__RECORDS PROVIDED__
— BEGIN —

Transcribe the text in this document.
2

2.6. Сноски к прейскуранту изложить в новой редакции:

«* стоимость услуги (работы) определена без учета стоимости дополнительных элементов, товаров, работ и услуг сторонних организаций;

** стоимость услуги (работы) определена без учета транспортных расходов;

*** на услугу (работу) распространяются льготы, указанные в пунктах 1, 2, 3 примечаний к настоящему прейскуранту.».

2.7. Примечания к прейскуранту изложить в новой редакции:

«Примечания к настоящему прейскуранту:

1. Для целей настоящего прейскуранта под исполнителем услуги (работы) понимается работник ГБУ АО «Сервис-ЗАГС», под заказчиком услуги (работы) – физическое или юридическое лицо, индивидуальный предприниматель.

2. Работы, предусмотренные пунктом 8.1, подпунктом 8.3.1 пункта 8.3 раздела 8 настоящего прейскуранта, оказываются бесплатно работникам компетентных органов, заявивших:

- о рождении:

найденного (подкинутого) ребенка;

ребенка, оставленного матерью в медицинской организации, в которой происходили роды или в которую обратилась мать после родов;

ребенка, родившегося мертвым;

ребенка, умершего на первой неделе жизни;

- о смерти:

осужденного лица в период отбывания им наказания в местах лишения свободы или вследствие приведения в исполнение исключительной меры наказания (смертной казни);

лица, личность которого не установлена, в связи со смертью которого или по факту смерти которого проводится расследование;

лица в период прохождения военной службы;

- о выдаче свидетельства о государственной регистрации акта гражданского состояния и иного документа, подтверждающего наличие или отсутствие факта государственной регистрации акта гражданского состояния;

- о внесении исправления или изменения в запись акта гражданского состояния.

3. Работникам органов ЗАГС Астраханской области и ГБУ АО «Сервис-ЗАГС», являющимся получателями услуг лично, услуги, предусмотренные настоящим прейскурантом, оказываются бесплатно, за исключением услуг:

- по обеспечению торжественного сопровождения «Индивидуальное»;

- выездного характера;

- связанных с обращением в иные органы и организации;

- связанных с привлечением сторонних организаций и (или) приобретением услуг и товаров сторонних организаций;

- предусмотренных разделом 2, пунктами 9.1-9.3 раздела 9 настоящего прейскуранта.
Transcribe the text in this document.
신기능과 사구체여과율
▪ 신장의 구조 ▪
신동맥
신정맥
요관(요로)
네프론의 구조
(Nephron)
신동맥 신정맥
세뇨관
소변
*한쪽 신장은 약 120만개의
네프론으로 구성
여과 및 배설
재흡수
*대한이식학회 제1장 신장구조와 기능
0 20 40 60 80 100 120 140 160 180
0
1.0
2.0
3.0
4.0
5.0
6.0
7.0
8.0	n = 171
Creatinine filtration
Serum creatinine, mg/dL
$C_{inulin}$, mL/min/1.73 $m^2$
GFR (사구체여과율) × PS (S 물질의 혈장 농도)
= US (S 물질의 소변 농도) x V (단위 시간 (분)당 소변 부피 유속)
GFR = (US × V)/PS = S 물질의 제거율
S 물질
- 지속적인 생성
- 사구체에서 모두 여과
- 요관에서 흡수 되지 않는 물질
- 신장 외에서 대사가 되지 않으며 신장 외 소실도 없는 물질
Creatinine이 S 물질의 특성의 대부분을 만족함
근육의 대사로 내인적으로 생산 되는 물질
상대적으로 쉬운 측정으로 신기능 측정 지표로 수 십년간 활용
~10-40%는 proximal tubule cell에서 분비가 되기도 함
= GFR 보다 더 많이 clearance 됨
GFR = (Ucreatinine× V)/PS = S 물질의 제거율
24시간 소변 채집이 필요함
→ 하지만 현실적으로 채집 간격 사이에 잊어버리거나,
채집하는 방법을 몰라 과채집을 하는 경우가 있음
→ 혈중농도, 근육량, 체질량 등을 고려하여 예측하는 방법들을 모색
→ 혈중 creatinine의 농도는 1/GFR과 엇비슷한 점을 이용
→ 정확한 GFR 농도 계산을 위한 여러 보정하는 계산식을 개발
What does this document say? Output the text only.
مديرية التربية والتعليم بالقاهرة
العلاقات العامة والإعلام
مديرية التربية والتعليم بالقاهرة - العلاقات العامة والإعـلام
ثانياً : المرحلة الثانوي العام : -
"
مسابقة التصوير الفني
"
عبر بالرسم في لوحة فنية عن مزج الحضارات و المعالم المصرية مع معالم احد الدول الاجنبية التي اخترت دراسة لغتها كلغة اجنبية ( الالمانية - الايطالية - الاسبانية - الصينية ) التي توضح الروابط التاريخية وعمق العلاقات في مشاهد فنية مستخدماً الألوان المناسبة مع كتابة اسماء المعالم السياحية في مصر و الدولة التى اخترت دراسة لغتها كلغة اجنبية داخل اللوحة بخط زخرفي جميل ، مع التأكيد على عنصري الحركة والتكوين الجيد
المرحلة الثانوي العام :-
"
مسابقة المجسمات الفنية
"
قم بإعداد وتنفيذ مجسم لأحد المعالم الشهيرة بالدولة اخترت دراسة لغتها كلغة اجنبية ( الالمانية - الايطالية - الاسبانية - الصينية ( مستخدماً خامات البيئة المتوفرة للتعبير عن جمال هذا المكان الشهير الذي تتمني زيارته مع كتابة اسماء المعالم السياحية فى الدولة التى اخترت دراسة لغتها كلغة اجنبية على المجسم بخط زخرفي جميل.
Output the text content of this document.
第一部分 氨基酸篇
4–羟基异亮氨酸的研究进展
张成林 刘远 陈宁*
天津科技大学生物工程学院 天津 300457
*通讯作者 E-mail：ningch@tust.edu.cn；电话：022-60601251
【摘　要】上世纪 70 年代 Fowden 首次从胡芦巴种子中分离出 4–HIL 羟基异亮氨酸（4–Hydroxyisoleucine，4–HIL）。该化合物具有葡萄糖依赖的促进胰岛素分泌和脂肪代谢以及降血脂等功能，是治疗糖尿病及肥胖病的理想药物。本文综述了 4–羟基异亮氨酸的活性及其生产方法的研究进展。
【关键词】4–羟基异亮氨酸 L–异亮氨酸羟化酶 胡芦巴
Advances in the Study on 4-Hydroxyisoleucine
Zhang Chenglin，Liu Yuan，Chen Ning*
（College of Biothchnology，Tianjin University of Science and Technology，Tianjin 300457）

— END —

__THE REQUEST__
From the entries above, copy out every line where the string "настоящему" appears.

__RESULT__
*** на услугу (работу) распространяются льготы, указанные в пунктах 1, 2, 3 примечаний к настоящему прейскуранту.».
«Примечания к настоящему прейскуранту:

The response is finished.